#### WRITTEN REQUEST:
Copy nothing but the lines from the one containing "What data was" through the last line of the records, repeated exactly and without pictures.

* BEGIN GIVEN DATA *

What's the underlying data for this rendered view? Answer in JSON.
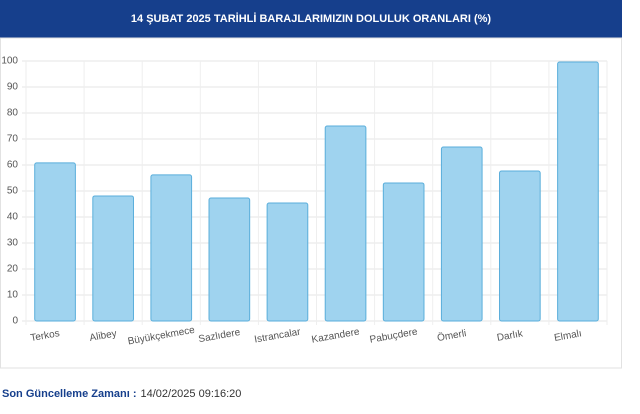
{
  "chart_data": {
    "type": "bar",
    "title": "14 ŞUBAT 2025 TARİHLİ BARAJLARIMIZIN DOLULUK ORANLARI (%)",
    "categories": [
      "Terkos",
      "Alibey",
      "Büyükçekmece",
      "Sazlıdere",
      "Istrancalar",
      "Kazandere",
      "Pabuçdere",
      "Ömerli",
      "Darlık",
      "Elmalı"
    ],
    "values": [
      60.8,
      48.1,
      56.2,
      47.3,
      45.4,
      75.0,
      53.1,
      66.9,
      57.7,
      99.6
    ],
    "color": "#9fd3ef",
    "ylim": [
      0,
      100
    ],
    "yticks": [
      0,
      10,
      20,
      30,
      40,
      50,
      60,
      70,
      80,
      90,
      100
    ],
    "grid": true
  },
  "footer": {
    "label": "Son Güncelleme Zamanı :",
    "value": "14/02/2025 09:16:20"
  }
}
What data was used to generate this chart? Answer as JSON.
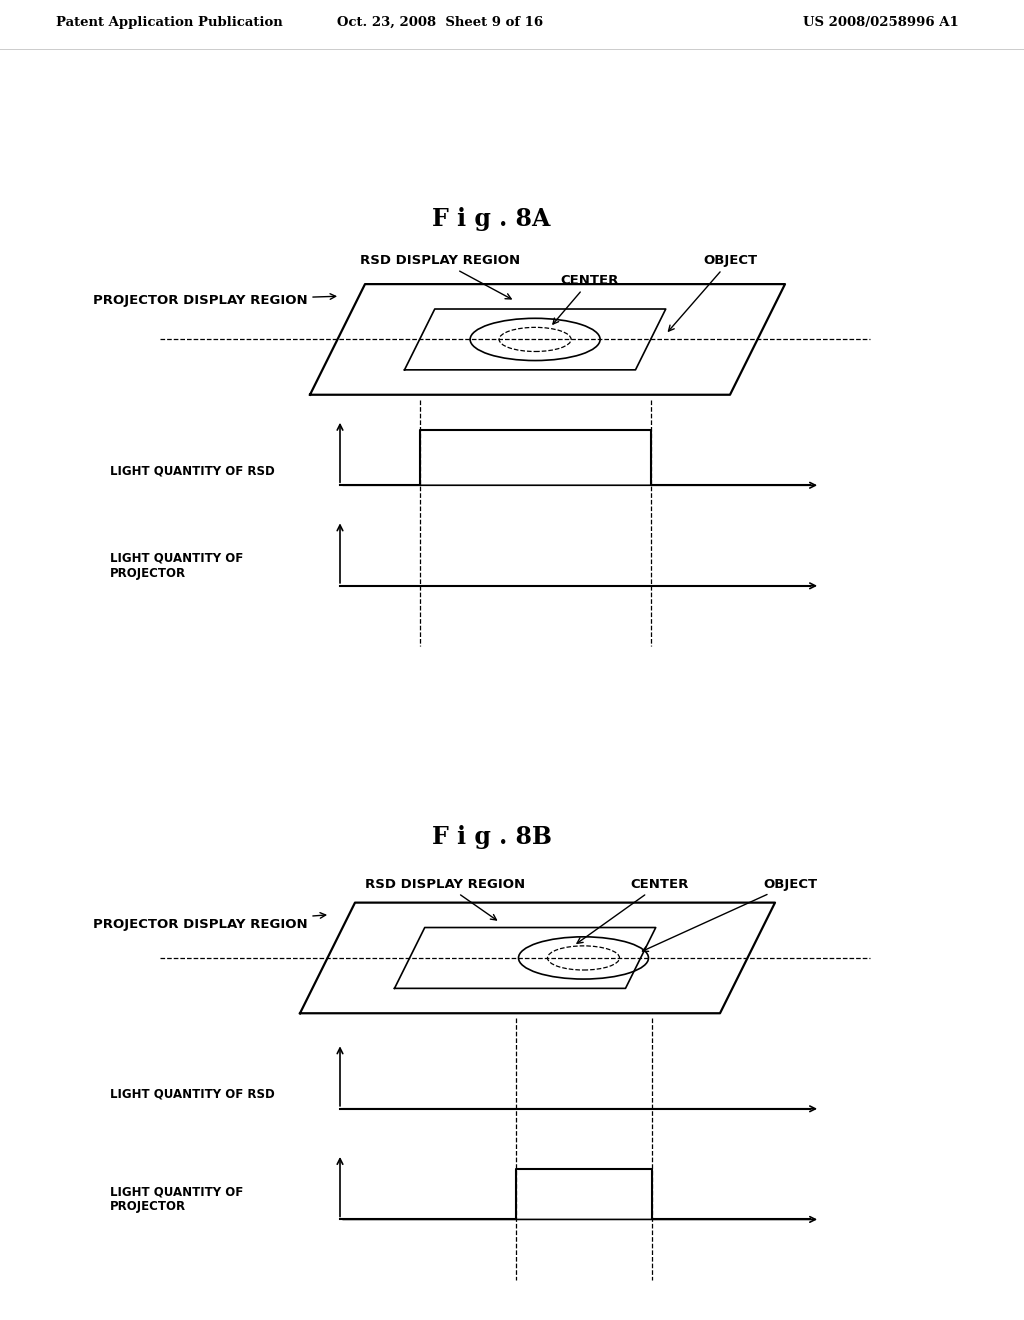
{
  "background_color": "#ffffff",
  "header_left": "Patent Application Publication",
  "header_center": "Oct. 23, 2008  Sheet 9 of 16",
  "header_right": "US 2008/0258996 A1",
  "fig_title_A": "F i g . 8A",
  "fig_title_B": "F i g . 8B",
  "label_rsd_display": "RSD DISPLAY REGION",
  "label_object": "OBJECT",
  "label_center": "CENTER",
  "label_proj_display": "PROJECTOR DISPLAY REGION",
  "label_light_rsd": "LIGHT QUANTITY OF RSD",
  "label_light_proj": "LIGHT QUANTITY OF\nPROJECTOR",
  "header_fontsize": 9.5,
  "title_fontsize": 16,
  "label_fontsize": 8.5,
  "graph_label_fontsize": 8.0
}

* END GIVEN DATA *

#### COMPLETED EXERCISE:
What data was used to generate this chart? Answer as JSON.
{
  "background_color": "#ffffff",
  "header_left": "Patent Application Publication",
  "header_center": "Oct. 23, 2008  Sheet 9 of 16",
  "header_right": "US 2008/0258996 A1",
  "fig_title_A": "F i g . 8A",
  "fig_title_B": "F i g . 8B",
  "label_rsd_display": "RSD DISPLAY REGION",
  "label_object": "OBJECT",
  "label_center": "CENTER",
  "label_proj_display": "PROJECTOR DISPLAY REGION",
  "label_light_rsd": "LIGHT QUANTITY OF RSD",
  "label_light_proj": "LIGHT QUANTITY OF\nPROJECTOR",
  "header_fontsize": 9.5,
  "title_fontsize": 16,
  "label_fontsize": 8.5,
  "graph_label_fontsize": 8.0
}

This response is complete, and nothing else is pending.